What this task involves: Emit the data below verbatim, stripping out any pictures.

Start of Input records

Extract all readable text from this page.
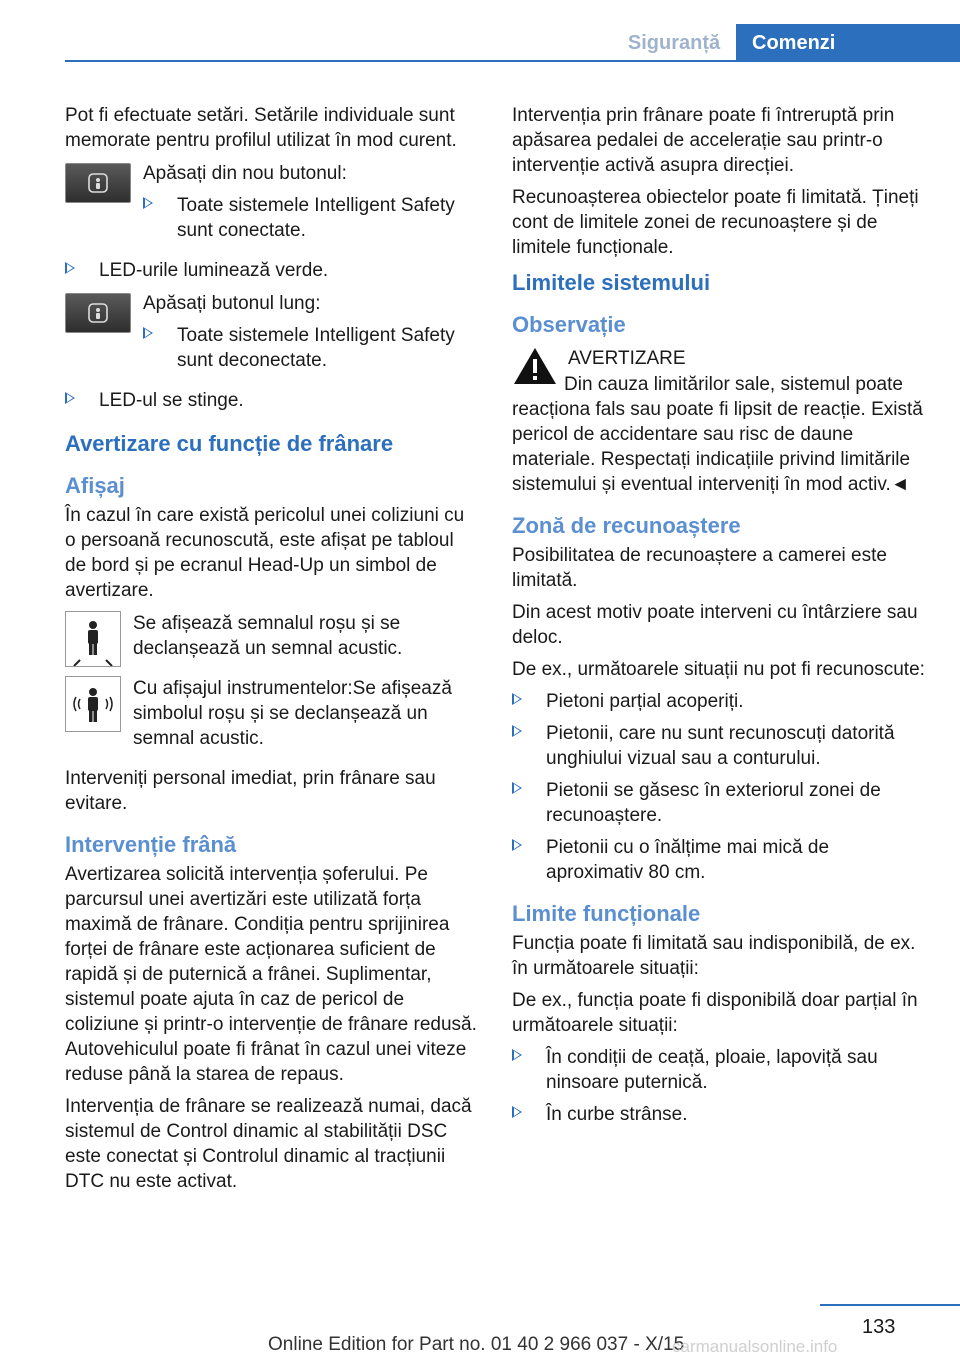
Siguranță	Comenzi

Pot fi efectuate setări. Setările individuale sunt memorate pentru profilul utilizat în mod curent.

Apăsați din nou butonul:

Toate sistemele Intelligent Safety sunt conectate.
LED-urile luminează verde.

Apăsați butonul lung:

Toate sistemele Intelligent Safety sunt deconectate.
LED-ul se stinge.
Avertizare cu funcție de frânare
Afișaj

În cazul în care există pericolul unei coliziuni cu o persoană recunoscută, este afișat pe tabloul de bord și pe ecranul Head-Up un simbol de avertizare.

Se afișează semnalul roșu și se declanșează un semnal acustic.

Cu afișajul instrumentelor:Se afișează simbolul roșu și se declanșează un semnal acustic.

Interveniți personal imediat, prin frânare sau evitare.

Intervenție frână

Avertizarea solicită intervenția șoferului. Pe parcursul unei avertizări este utilizată forța maximă de frânare. Condiția pentru sprijinirea forței de frânare este acționarea suficient de rapidă și de puternică a frânei. Suplimentar, sistemul poate ajuta în caz de pericol de coliziune și printr-o intervenție de frânare redusă. Autovehiculul poate fi frânat în cazul unei viteze reduse până la starea de repaus.

Intervenția de frânare se realizează numai, dacă sistemul de Control dinamic al stabilității DSC este conectat și Controlul dinamic al tracțiunii DTC nu este activat.

Intervenția prin frânare poate fi întreruptă prin apăsarea pedalei de accelerație sau printr-o intervenție activă asupra direcției.

Recunoașterea obiectelor poate fi limitată. Țineți cont de limitele zonei de recunoaștere și de limitele funcționale.

Limitele sistemului
Observație

AVERTIZARE

Din cauza limitărilor sale, sistemul poate reacționa fals sau poate fi lipsit de reacție. Există pericol de accidentare sau risc de daune materiale. Respectați indicațiile privind limitările sistemului și eventual interveniți în mod activ.◄

Zonă de recunoaștere

Posibilitatea de recunoaștere a camerei este limitată.

Din acest motiv poate interveni cu întârziere sau deloc.

De ex., următoarele situații nu pot fi recunoscute:

Pietoni parțial acoperiți.
Pietonii, care nu sunt recunoscuți datorită unghiului vizual sau a conturului.
Pietonii se găsesc în exteriorul zonei de recunoaștere.
Pietonii cu o înălțime mai mică de aproximativ 80 cm.
Limite funcționale

Funcția poate fi limitată sau indisponibilă, de ex. în următoarele situații:

De ex., funcția poate fi disponibilă doar parțial în următoarele situații:

În condiții de ceață, ploaie, lapoviță sau ninsoare puternică.
În curbe strânse.
133
Online Edition for Part no. 01 40 2 966 037 - X/15
carmanualsonline.info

End of Input records

Task solution:
Extract all readable text from this page.
Siguranță	Comenzi

Pot fi efectuate setări. Setările individuale sunt memorate pentru profilul utilizat în mod curent.

Apăsați din nou butonul:

Toate sistemele Intelligent Safety sunt conectate.
LED-urile luminează verde.

Apăsați butonul lung:

Toate sistemele Intelligent Safety sunt deconectate.
LED-ul se stinge.
Avertizare cu funcție de frânare
Afișaj

În cazul în care există pericolul unei coliziuni cu o persoană recunoscută, este afișat pe tabloul de bord și pe ecranul Head-Up un simbol de avertizare.

Se afișează semnalul roșu și se declanșează un semnal acustic.

Cu afișajul instrumentelor:Se afișează simbolul roșu și se declanșează un semnal acustic.

Interveniți personal imediat, prin frânare sau evitare.

Intervenție frână

Avertizarea solicită intervenția șoferului. Pe parcursul unei avertizări este utilizată forța maximă de frânare. Condiția pentru sprijinirea forței de frânare este acționarea suficient de rapidă și de puternică a frânei. Suplimentar, sistemul poate ajuta în caz de pericol de coliziune și printr-o intervenție de frânare redusă. Autovehiculul poate fi frânat în cazul unei viteze reduse până la starea de repaus.

Intervenția de frânare se realizează numai, dacă sistemul de Control dinamic al stabilității DSC este conectat și Controlul dinamic al tracțiunii DTC nu este activat.

Intervenția prin frânare poate fi întreruptă prin apăsarea pedalei de accelerație sau printr-o intervenție activă asupra direcției.

Recunoașterea obiectelor poate fi limitată. Țineți cont de limitele zonei de recunoaștere și de limitele funcționale.

Limitele sistemului
Observație

AVERTIZARE

Din cauza limitărilor sale, sistemul poate reacționa fals sau poate fi lipsit de reacție. Există pericol de accidentare sau risc de daune materiale. Respectați indicațiile privind limitările sistemului și eventual interveniți în mod activ.◄

Zonă de recunoaștere

Posibilitatea de recunoaștere a camerei este limitată.

Din acest motiv poate interveni cu întârziere sau deloc.

De ex., următoarele situații nu pot fi recunoscute:

Pietoni parțial acoperiți.
Pietonii, care nu sunt recunoscuți datorită unghiului vizual sau a conturului.
Pietonii se găsesc în exteriorul zonei de recunoaștere.
Pietonii cu o înălțime mai mică de aproximativ 80 cm.
Limite funcționale

Funcția poate fi limitată sau indisponibilă, de ex. în următoarele situații:

De ex., funcția poate fi disponibilă doar parțial în următoarele situații:

În condiții de ceață, ploaie, lapoviță sau ninsoare puternică.
În curbe strânse.
133
Online Edition for Part no. 01 40 2 966 037 - X/15
carmanualsonline.info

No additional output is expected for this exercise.